• Exercise goal: Copy out each line that includes the word "this".

____________

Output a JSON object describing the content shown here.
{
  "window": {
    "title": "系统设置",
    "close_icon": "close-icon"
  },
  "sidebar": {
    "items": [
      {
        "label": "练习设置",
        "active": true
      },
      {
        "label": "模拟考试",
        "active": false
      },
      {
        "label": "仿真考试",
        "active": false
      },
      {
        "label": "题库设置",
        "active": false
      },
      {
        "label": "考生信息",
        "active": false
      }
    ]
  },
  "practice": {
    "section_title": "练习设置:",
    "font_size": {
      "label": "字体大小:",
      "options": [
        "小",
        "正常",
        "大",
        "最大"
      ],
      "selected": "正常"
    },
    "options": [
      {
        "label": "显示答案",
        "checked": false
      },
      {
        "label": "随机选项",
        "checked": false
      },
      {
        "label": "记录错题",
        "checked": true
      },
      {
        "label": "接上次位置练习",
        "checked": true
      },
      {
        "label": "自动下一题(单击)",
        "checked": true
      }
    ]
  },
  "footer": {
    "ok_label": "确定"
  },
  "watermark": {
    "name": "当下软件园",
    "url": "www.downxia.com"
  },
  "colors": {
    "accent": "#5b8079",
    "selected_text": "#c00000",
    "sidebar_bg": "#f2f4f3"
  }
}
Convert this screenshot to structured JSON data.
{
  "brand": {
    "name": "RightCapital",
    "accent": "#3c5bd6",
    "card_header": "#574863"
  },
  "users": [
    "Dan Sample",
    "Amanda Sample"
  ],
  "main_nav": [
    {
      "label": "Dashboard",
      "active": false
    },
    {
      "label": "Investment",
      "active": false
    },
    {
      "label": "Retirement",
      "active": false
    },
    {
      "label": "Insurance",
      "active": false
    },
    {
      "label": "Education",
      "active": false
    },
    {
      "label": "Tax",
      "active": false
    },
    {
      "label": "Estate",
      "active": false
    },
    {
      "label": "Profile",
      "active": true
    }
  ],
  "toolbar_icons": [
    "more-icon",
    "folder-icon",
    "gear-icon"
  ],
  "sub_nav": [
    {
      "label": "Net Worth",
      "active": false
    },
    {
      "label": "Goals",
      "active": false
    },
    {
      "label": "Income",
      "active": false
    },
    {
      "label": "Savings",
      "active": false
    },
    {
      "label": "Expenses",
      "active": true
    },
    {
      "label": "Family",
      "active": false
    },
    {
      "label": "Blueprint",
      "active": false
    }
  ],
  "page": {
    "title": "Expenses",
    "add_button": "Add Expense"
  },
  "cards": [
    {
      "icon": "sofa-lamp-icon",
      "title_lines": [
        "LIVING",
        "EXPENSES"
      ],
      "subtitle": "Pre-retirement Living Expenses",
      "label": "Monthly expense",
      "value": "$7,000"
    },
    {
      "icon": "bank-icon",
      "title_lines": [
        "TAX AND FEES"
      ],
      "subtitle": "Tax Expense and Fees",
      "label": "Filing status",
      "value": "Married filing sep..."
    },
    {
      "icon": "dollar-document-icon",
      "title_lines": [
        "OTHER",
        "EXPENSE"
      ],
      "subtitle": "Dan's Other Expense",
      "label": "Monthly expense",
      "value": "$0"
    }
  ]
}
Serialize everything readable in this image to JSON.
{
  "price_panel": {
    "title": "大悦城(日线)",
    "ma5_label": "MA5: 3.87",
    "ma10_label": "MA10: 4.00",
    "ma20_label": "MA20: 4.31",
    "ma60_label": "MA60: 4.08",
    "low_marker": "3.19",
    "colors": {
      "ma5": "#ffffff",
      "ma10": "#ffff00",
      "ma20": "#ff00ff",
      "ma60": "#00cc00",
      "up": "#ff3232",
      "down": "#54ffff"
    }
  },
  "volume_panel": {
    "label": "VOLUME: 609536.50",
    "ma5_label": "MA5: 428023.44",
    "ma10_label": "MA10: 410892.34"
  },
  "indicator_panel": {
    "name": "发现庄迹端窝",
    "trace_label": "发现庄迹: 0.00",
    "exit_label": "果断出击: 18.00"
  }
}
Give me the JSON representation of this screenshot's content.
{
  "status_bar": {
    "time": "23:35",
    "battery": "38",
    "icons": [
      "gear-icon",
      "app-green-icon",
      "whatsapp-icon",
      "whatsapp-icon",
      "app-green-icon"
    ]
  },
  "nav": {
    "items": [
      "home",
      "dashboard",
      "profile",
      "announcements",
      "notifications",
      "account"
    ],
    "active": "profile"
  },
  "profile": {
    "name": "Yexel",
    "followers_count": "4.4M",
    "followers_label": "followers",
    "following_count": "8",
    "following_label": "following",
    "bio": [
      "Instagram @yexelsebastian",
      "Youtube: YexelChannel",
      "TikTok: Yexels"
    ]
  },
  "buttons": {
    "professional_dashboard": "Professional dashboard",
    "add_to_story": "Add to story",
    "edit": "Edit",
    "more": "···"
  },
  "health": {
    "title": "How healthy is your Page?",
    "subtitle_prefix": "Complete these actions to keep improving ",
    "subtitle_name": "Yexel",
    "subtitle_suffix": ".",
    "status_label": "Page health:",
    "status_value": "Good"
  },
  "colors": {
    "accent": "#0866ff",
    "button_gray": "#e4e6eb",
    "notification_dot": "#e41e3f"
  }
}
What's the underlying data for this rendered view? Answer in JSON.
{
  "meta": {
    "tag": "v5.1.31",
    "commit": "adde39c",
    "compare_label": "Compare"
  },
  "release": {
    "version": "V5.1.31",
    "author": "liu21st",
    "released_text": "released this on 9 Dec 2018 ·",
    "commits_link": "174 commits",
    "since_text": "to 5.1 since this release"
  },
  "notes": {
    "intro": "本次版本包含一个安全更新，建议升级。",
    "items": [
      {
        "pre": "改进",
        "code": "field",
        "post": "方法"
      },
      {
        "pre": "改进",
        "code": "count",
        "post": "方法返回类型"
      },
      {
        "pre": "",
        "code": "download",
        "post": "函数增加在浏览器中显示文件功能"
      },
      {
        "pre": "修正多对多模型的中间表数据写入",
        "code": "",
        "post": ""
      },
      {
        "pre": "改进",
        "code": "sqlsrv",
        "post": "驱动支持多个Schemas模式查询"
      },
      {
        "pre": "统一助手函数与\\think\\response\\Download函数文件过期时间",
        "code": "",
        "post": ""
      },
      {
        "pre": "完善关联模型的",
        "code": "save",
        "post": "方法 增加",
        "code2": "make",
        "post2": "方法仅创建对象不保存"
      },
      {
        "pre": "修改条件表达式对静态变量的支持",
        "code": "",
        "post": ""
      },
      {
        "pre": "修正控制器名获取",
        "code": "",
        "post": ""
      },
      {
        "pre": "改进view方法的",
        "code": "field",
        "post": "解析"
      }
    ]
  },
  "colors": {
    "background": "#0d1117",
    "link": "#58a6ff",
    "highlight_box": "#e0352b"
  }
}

____________

• In response:
Convert this screenshot to structured JSON data.
Serialize everything readable in this image to JSON.
Give me the JSON representation of this screenshot's content.
What's the underlying data for this rendered view? Answer in JSON.
    "released_text": "released this on 9 Dec 2018 ·",
    "since_text": "to 5.1 since this release"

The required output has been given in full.